* Begin *

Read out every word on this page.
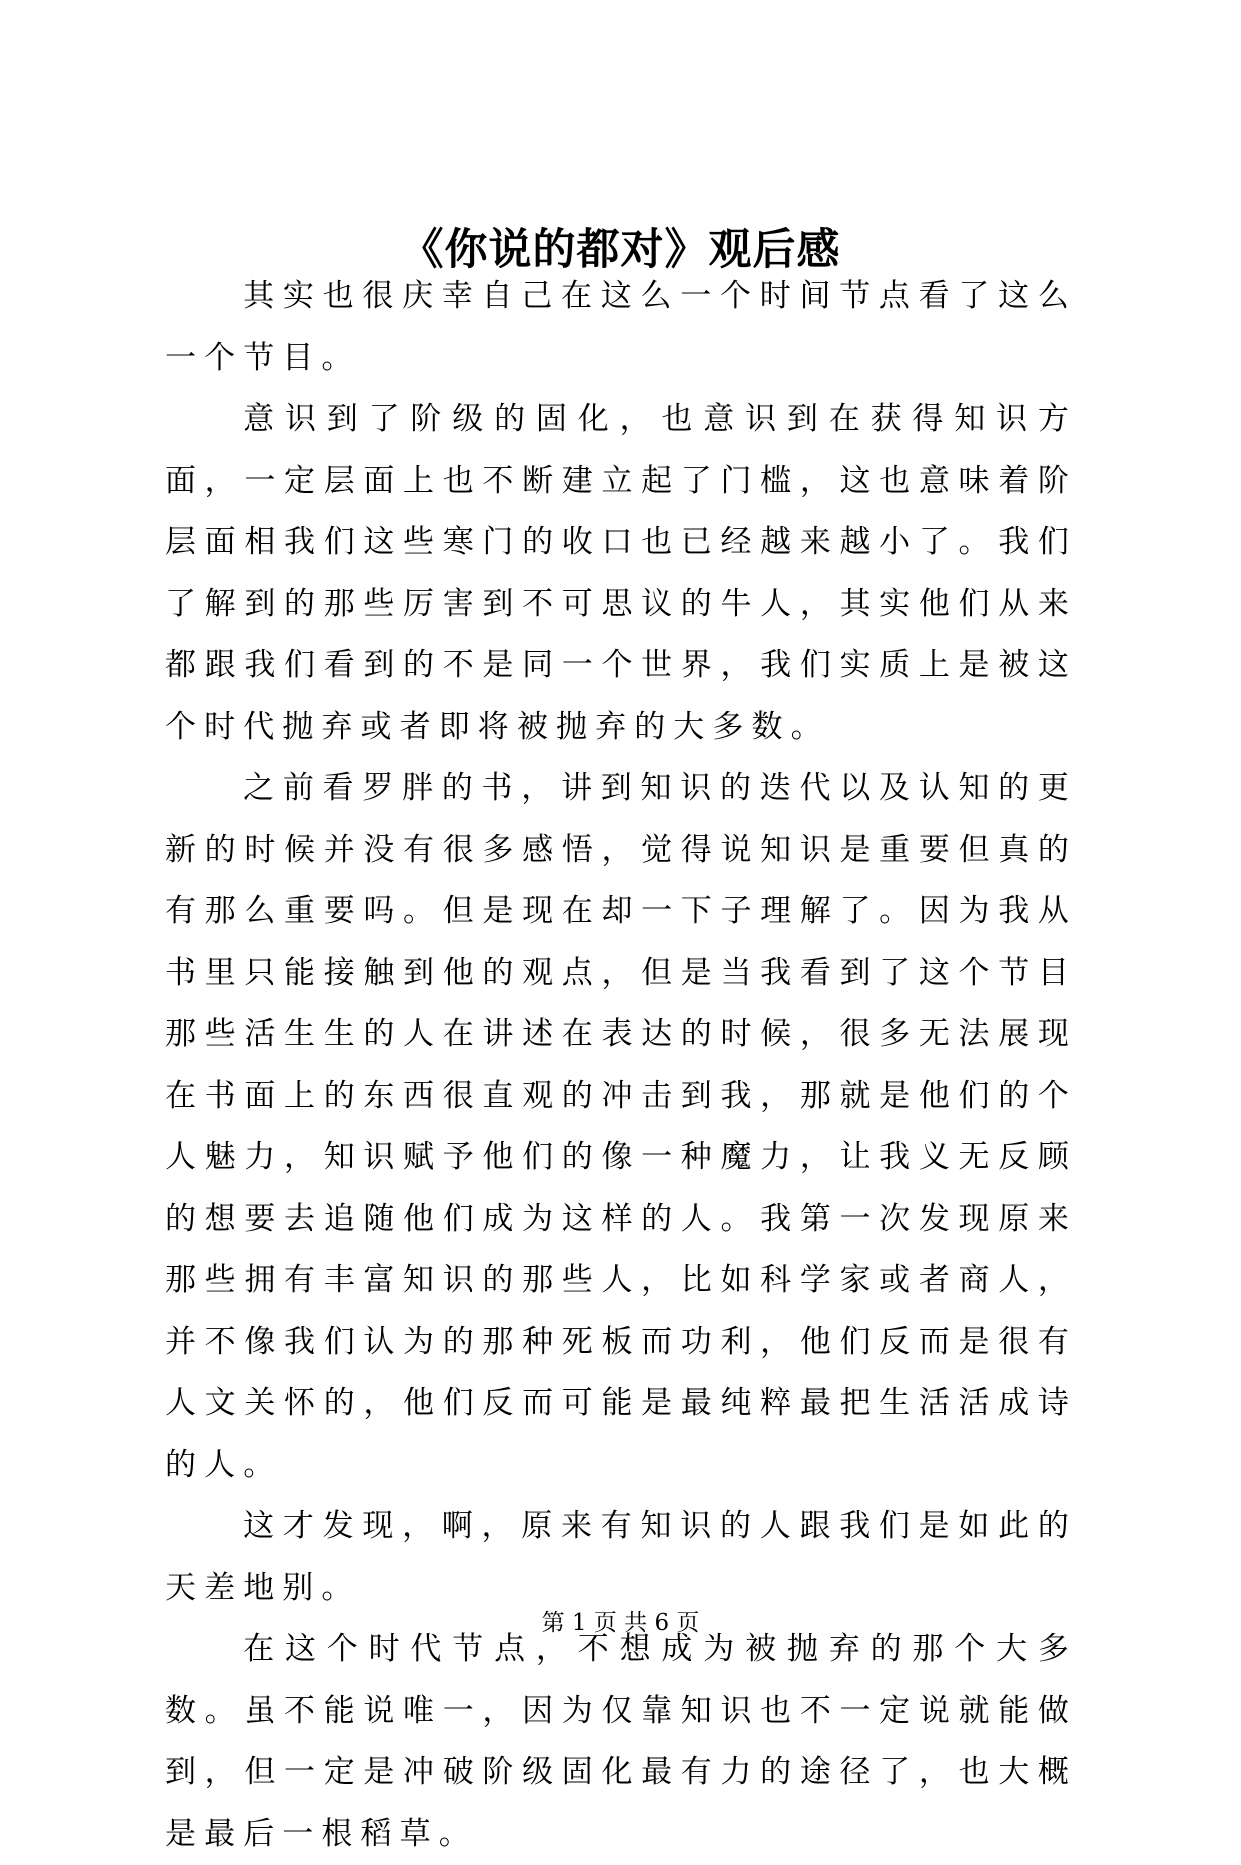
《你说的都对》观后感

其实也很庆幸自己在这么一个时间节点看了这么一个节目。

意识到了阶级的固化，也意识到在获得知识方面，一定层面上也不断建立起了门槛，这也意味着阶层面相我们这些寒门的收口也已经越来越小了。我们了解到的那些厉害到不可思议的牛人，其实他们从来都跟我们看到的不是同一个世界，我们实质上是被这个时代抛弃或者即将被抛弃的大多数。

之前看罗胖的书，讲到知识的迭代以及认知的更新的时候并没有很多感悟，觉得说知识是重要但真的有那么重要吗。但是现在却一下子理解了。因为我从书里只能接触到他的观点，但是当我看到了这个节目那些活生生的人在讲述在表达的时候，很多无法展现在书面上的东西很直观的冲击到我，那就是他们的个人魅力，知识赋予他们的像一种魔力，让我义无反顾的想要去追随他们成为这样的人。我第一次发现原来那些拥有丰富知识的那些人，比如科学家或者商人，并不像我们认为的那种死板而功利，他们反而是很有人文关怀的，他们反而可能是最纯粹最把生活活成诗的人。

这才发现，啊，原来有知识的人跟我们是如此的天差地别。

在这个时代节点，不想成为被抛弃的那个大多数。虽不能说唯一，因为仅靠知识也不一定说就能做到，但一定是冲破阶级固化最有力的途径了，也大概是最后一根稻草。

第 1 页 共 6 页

* End *

| What this task involves |
Without the pictures, transcribe the listing above exactly.

| Exercise response |
Read out every word on this page.
《你说的都对》观后感

其实也很庆幸自己在这么一个时间节点看了这么一个节目。

意识到了阶级的固化，也意识到在获得知识方面，一定层面上也不断建立起了门槛，这也意味着阶层面相我们这些寒门的收口也已经越来越小了。我们了解到的那些厉害到不可思议的牛人，其实他们从来都跟我们看到的不是同一个世界，我们实质上是被这个时代抛弃或者即将被抛弃的大多数。

之前看罗胖的书，讲到知识的迭代以及认知的更新的时候并没有很多感悟，觉得说知识是重要但真的有那么重要吗。但是现在却一下子理解了。因为我从书里只能接触到他的观点，但是当我看到了这个节目那些活生生的人在讲述在表达的时候，很多无法展现在书面上的东西很直观的冲击到我，那就是他们的个人魅力，知识赋予他们的像一种魔力，让我义无反顾的想要去追随他们成为这样的人。我第一次发现原来那些拥有丰富知识的那些人，比如科学家或者商人，并不像我们认为的那种死板而功利，他们反而是很有人文关怀的，他们反而可能是最纯粹最把生活活成诗的人。

这才发现，啊，原来有知识的人跟我们是如此的天差地别。

在这个时代节点，不想成为被抛弃的那个大多数。虽不能说唯一，因为仅靠知识也不一定说就能做到，但一定是冲破阶级固化最有力的途径了，也大概是最后一根稻草。

第 1 页 共 6 页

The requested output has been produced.